* [Dataset entries]
— START —
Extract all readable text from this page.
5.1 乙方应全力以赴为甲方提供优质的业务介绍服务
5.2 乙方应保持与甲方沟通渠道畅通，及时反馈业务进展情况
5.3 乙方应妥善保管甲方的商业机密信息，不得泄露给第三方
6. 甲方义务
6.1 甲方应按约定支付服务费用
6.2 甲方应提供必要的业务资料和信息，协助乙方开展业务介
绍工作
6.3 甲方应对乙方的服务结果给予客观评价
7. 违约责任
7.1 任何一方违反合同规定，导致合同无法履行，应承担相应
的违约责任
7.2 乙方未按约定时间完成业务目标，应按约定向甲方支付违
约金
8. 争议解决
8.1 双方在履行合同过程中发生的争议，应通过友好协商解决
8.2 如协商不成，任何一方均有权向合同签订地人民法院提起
— END —
* [Stated exercise]
Write out the entries in full, exactly as given.

* [The solution]
Extract all readable text from this page.
5.1 乙方应全力以赴为甲方提供优质的业务介绍服务
5.2 乙方应保持与甲方沟通渠道畅通，及时反馈业务进展情况
5.3 乙方应妥善保管甲方的商业机密信息，不得泄露给第三方
6. 甲方义务
6.1 甲方应按约定支付服务费用
6.2 甲方应提供必要的业务资料和信息，协助乙方开展业务介
绍工作
6.3 甲方应对乙方的服务结果给予客观评价
7. 违约责任
7.1 任何一方违反合同规定，导致合同无法履行，应承担相应
的违约责任
7.2 乙方未按约定时间完成业务目标，应按约定向甲方支付违
约金
8. 争议解决
8.1 双方在履行合同过程中发生的争议，应通过友好协商解决
8.2 如协商不成，任何一方均有权向合同签订地人民法院提起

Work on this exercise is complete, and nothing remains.